## Do this:
Retype every entry in its entirety, without alteration.

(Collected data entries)
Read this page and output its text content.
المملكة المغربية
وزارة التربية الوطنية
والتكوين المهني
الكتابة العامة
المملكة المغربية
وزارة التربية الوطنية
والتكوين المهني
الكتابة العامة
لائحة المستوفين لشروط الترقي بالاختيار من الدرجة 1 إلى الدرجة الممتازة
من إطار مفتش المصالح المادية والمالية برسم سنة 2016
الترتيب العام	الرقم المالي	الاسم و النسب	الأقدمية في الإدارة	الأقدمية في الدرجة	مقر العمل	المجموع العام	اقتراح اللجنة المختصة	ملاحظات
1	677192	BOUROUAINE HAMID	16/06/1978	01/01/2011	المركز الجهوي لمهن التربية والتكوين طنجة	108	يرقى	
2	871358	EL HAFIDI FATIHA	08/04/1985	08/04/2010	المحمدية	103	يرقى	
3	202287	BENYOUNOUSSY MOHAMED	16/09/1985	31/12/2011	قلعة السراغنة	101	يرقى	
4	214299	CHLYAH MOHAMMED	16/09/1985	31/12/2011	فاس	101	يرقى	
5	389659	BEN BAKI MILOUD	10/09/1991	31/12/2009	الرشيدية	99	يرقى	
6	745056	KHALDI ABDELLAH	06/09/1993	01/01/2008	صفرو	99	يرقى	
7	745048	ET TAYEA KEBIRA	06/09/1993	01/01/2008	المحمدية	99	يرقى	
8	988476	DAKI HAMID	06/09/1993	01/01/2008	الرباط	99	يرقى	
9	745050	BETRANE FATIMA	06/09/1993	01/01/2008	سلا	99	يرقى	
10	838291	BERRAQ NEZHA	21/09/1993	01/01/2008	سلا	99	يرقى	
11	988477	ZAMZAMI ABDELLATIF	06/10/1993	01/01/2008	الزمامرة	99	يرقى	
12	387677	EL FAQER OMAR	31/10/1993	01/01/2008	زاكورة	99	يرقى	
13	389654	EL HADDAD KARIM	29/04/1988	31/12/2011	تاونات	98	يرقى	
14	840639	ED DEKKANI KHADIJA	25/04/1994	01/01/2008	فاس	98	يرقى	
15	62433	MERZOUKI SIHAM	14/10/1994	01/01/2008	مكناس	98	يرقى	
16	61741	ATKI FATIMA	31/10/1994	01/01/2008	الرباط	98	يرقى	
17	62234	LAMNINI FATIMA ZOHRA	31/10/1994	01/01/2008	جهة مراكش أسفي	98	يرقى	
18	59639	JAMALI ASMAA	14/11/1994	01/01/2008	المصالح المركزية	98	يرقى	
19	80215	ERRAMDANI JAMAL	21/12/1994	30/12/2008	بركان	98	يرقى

## Task answer:
Read this page and output its text content.
المملكة المغربية
وزارة التربية الوطنية
والتكوين المهني
الكتابة العامة
المملكة المغربية
وزارة التربية الوطنية
والتكوين المهني
الكتابة العامة
لائحة المستوفين لشروط الترقي بالاختيار من الدرجة 1 إلى الدرجة الممتازة
من إطار مفتش المصالح المادية والمالية برسم سنة 2016
الترتيب العام	الرقم المالي	الاسم و النسب	الأقدمية في الإدارة	الأقدمية في الدرجة	مقر العمل	المجموع العام	اقتراح اللجنة المختصة	ملاحظات
1	677192	BOUROUAINE HAMID	16/06/1978	01/01/2011	المركز الجهوي لمهن التربية والتكوين طنجة	108	يرقى	
2	871358	EL HAFIDI FATIHA	08/04/1985	08/04/2010	المحمدية	103	يرقى	
3	202287	BENYOUNOUSSY MOHAMED	16/09/1985	31/12/2011	قلعة السراغنة	101	يرقى	
4	214299	CHLYAH MOHAMMED	16/09/1985	31/12/2011	فاس	101	يرقى	
5	389659	BEN BAKI MILOUD	10/09/1991	31/12/2009	الرشيدية	99	يرقى	
6	745056	KHALDI ABDELLAH	06/09/1993	01/01/2008	صفرو	99	يرقى	
7	745048	ET TAYEA KEBIRA	06/09/1993	01/01/2008	المحمدية	99	يرقى	
8	988476	DAKI HAMID	06/09/1993	01/01/2008	الرباط	99	يرقى	
9	745050	BETRANE FATIMA	06/09/1993	01/01/2008	سلا	99	يرقى	
10	838291	BERRAQ NEZHA	21/09/1993	01/01/2008	سلا	99	يرقى	
11	988477	ZAMZAMI ABDELLATIF	06/10/1993	01/01/2008	الزمامرة	99	يرقى	
12	387677	EL FAQER OMAR	31/10/1993	01/01/2008	زاكورة	99	يرقى	
13	389654	EL HADDAD KARIM	29/04/1988	31/12/2011	تاونات	98	يرقى	
14	840639	ED DEKKANI KHADIJA	25/04/1994	01/01/2008	فاس	98	يرقى	
15	62433	MERZOUKI SIHAM	14/10/1994	01/01/2008	مكناس	98	يرقى	
16	61741	ATKI FATIMA	31/10/1994	01/01/2008	الرباط	98	يرقى	
17	62234	LAMNINI FATIMA ZOHRA	31/10/1994	01/01/2008	جهة مراكش أسفي	98	يرقى	
18	59639	JAMALI ASMAA	14/11/1994	01/01/2008	المصالح المركزية	98	يرقى	
19	80215	ERRAMDANI JAMAL	21/12/1994	30/12/2008	بركان	98	يرقى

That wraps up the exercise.